> RECORDS FOR THIS TASK:
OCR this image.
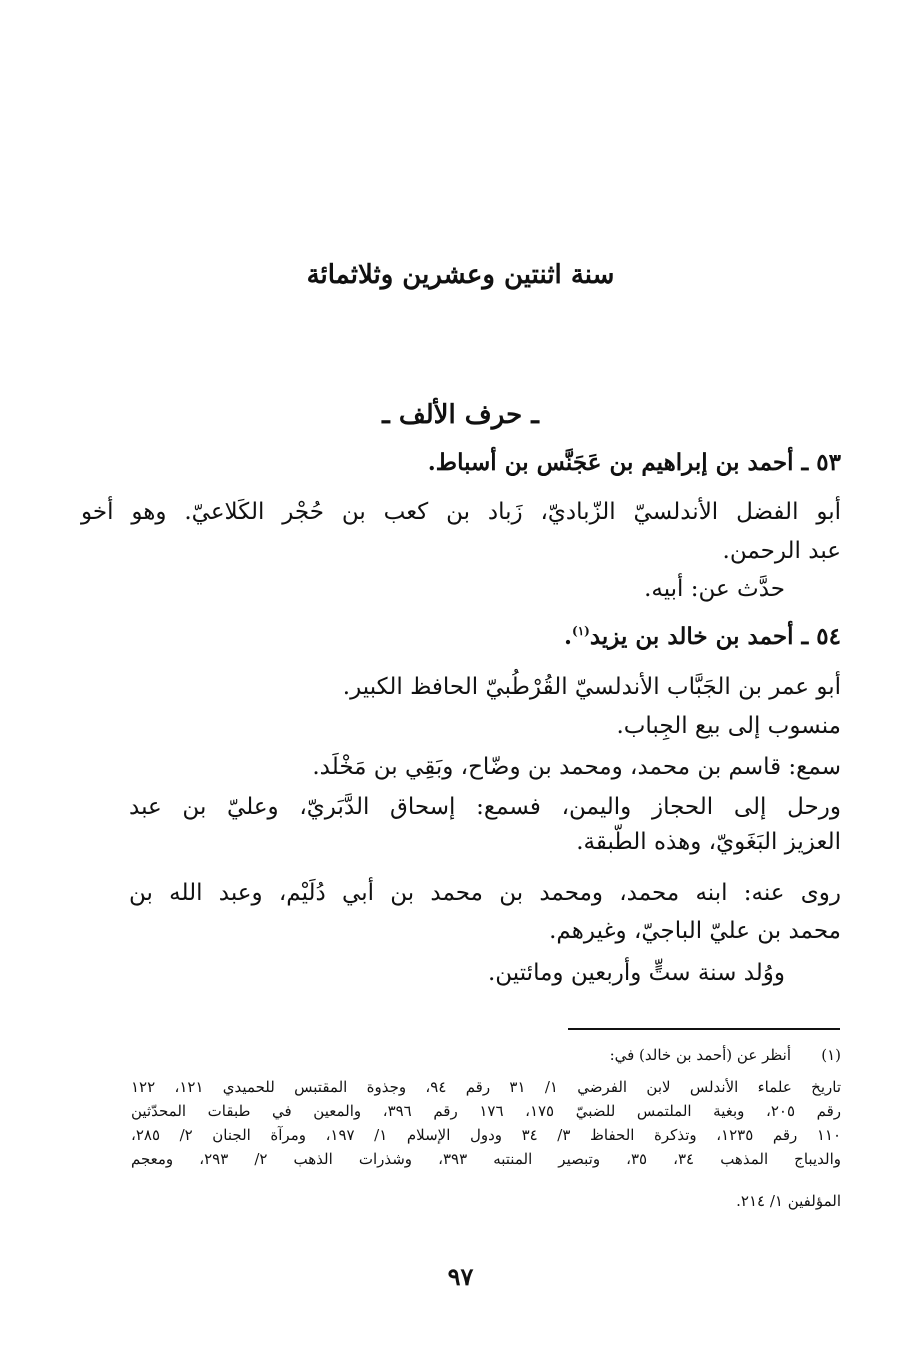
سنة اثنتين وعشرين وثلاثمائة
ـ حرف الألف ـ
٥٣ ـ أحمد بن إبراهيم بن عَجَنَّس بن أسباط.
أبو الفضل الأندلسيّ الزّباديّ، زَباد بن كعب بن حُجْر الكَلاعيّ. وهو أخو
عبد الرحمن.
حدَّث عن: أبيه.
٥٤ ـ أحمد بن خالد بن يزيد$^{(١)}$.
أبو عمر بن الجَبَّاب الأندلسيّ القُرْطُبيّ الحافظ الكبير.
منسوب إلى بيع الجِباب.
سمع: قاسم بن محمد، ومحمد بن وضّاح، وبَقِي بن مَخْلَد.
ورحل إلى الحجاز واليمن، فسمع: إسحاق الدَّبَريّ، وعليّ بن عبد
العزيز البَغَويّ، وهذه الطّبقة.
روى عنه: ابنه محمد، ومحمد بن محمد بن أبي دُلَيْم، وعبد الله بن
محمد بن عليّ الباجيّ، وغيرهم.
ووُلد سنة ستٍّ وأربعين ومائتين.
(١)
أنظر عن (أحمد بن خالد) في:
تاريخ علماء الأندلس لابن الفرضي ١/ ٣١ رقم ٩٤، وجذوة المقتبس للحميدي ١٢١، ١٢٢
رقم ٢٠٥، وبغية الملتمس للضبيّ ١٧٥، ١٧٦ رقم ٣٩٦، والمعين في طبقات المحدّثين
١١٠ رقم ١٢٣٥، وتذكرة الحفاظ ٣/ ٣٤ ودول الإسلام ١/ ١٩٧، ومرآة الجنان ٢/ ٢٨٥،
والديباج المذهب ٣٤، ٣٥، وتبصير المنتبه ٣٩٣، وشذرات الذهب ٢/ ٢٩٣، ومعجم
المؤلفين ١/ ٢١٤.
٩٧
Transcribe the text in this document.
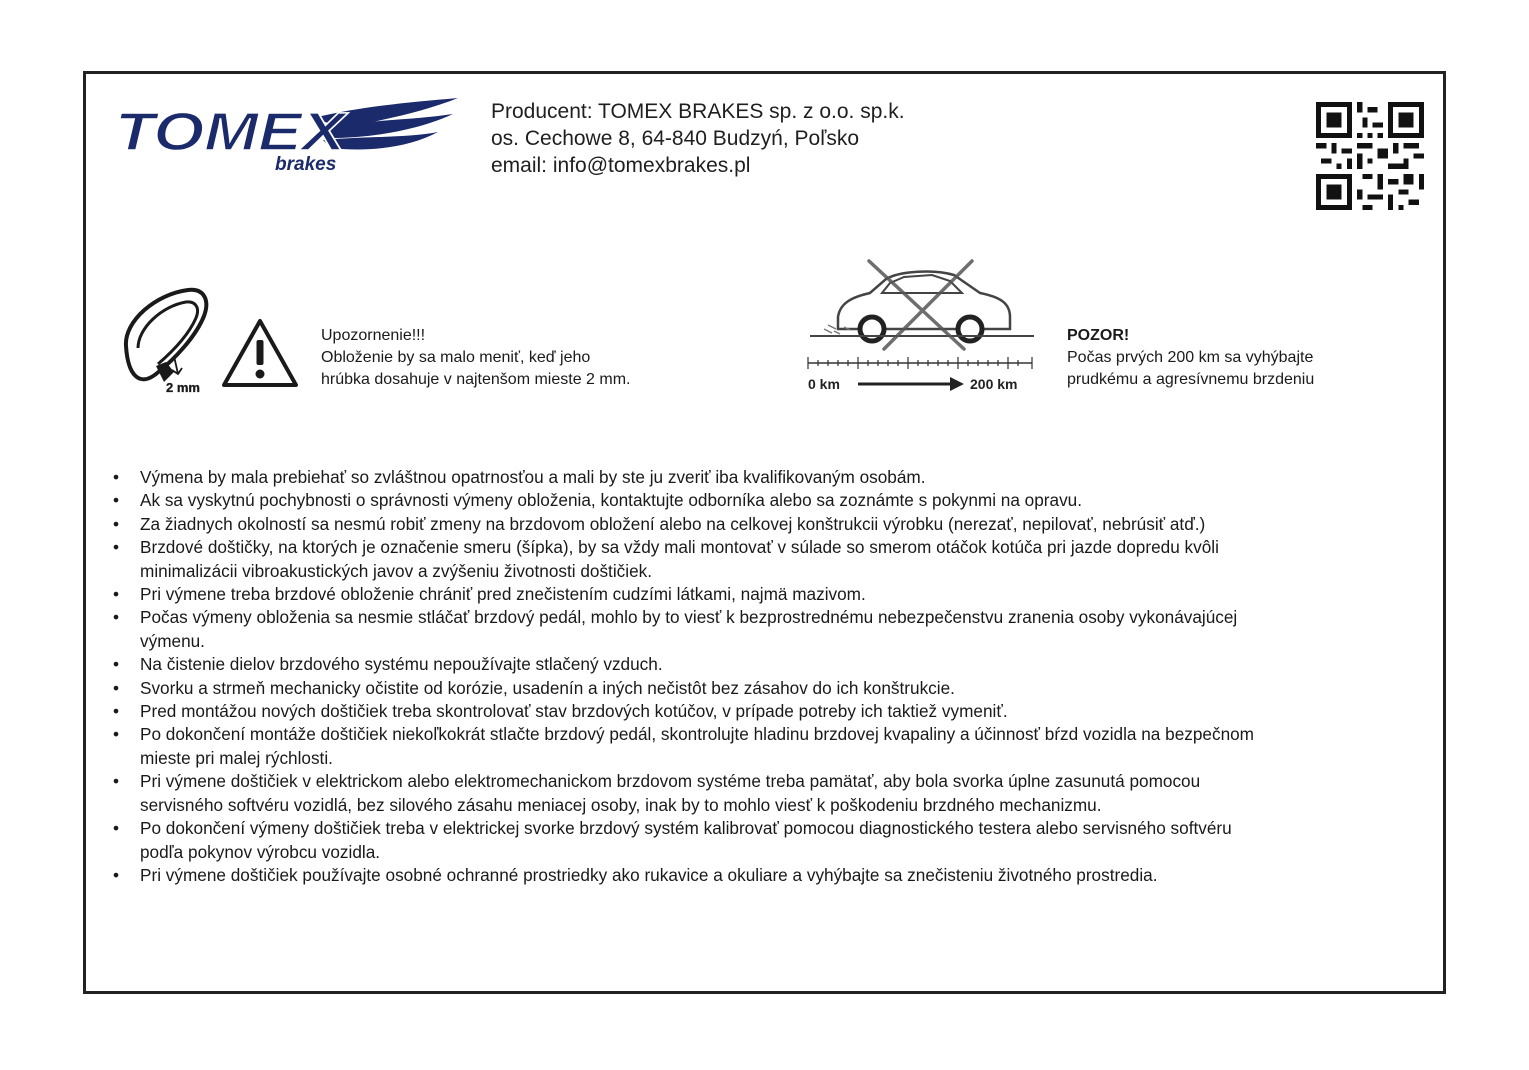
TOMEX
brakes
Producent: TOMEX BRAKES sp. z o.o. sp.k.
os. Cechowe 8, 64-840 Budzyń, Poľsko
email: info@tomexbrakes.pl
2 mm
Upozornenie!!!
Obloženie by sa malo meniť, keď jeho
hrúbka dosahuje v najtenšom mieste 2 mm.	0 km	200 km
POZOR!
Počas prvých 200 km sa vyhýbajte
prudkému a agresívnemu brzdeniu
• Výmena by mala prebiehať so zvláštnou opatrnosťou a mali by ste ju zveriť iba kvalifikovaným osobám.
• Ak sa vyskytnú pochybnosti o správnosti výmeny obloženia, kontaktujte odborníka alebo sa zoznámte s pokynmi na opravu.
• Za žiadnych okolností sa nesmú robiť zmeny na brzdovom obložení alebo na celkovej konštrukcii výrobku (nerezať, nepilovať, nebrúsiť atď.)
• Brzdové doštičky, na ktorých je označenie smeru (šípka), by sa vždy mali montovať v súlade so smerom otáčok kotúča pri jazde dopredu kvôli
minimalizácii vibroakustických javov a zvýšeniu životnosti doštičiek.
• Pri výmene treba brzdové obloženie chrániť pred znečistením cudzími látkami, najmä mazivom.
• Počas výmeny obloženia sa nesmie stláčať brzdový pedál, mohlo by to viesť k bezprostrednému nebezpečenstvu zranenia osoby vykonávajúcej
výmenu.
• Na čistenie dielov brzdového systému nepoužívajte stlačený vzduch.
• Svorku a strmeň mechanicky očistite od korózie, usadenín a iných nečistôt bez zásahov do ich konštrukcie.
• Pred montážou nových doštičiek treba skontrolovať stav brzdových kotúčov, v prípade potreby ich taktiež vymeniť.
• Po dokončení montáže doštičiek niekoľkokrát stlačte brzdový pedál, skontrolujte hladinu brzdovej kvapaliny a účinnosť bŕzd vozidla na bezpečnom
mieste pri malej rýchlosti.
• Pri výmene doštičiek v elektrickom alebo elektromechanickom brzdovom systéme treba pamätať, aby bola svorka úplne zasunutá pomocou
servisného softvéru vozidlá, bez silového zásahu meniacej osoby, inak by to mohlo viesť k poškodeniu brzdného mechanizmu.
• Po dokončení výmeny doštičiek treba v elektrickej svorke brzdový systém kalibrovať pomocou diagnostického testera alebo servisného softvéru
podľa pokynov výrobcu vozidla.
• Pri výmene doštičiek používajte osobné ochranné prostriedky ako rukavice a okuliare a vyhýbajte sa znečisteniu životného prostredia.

> TO DO: Copy out all of the material exactly as written, without its pictures.

> REPLY TO THE TASK:
OCR this image.
سنة اثنتين وعشرين وثلاثمائة
ـ حرف الألف ـ
٥٣ ـ أحمد بن إبراهيم بن عَجَنَّس بن أسباط.
أبو الفضل الأندلسيّ الزّباديّ، زَباد بن كعب بن حُجْر الكَلاعيّ. وهو أخو
عبد الرحمن.
حدَّث عن: أبيه.
٥٤ ـ أحمد بن خالد بن يزيد$^{(١)}$.
أبو عمر بن الجَبَّاب الأندلسيّ القُرْطُبيّ الحافظ الكبير.
منسوب إلى بيع الجِباب.
سمع: قاسم بن محمد، ومحمد بن وضّاح، وبَقِي بن مَخْلَد.
ورحل إلى الحجاز واليمن، فسمع: إسحاق الدَّبَريّ، وعليّ بن عبد
العزيز البَغَويّ، وهذه الطّبقة.
روى عنه: ابنه محمد، ومحمد بن محمد بن أبي دُلَيْم، وعبد الله بن
محمد بن عليّ الباجيّ، وغيرهم.
ووُلد سنة ستٍّ وأربعين ومائتين.
(١)
أنظر عن (أحمد بن خالد) في:
تاريخ علماء الأندلس لابن الفرضي ١/ ٣١ رقم ٩٤، وجذوة المقتبس للحميدي ١٢١، ١٢٢
رقم ٢٠٥، وبغية الملتمس للضبيّ ١٧٥، ١٧٦ رقم ٣٩٦، والمعين في طبقات المحدّثين
١١٠ رقم ١٢٣٥، وتذكرة الحفاظ ٣/ ٣٤ ودول الإسلام ١/ ١٩٧، ومرآة الجنان ٢/ ٢٨٥،
والديباج المذهب ٣٤، ٣٥، وتبصير المنتبه ٣٩٣، وشذرات الذهب ٢/ ٢٩٣، ومعجم
المؤلفين ١/ ٢١٤.
٩٧
Transcribe the text in this document.
TOMEX
brakes
Producent: TOMEX BRAKES sp. z o.o. sp.k.
os. Cechowe 8, 64-840 Budzyń, Poľsko
email: info@tomexbrakes.pl
2 mm
Upozornenie!!!
Obloženie by sa malo meniť, keď jeho
hrúbka dosahuje v najtenšom mieste 2 mm.	0 km	200 km
POZOR!
Počas prvých 200 km sa vyhýbajte
prudkému a agresívnemu brzdeniu
• Výmena by mala prebiehať so zvláštnou opatrnosťou a mali by ste ju zveriť iba kvalifikovaným osobám.
• Ak sa vyskytnú pochybnosti o správnosti výmeny obloženia, kontaktujte odborníka alebo sa zoznámte s pokynmi na opravu.
• Za žiadnych okolností sa nesmú robiť zmeny na brzdovom obložení alebo na celkovej konštrukcii výrobku (nerezať, nepilovať, nebrúsiť atď.)
• Brzdové doštičky, na ktorých je označenie smeru (šípka), by sa vždy mali montovať v súlade so smerom otáčok kotúča pri jazde dopredu kvôli
minimalizácii vibroakustických javov a zvýšeniu životnosti doštičiek.
• Pri výmene treba brzdové obloženie chrániť pred znečistením cudzími látkami, najmä mazivom.
• Počas výmeny obloženia sa nesmie stláčať brzdový pedál, mohlo by to viesť k bezprostrednému nebezpečenstvu zranenia osoby vykonávajúcej
výmenu.
• Na čistenie dielov brzdového systému nepoužívajte stlačený vzduch.
• Svorku a strmeň mechanicky očistite od korózie, usadenín a iných nečistôt bez zásahov do ich konštrukcie.
• Pred montážou nových doštičiek treba skontrolovať stav brzdových kotúčov, v prípade potreby ich taktiež vymeniť.
• Po dokončení montáže doštičiek niekoľkokrát stlačte brzdový pedál, skontrolujte hladinu brzdovej kvapaliny a účinnosť bŕzd vozidla na bezpečnom
mieste pri malej rýchlosti.
• Pri výmene doštičiek v elektrickom alebo elektromechanickom brzdovom systéme treba pamätať, aby bola svorka úplne zasunutá pomocou
servisného softvéru vozidlá, bez silového zásahu meniacej osoby, inak by to mohlo viesť k poškodeniu brzdného mechanizmu.
• Po dokončení výmeny doštičiek treba v elektrickej svorke brzdový systém kalibrovať pomocou diagnostického testera alebo servisného softvéru
podľa pokynov výrobcu vozidla.
• Pri výmene doštičiek používajte osobné ochranné prostriedky ako rukavice a okuliare a vyhýbajte sa znečisteniu životného prostredia.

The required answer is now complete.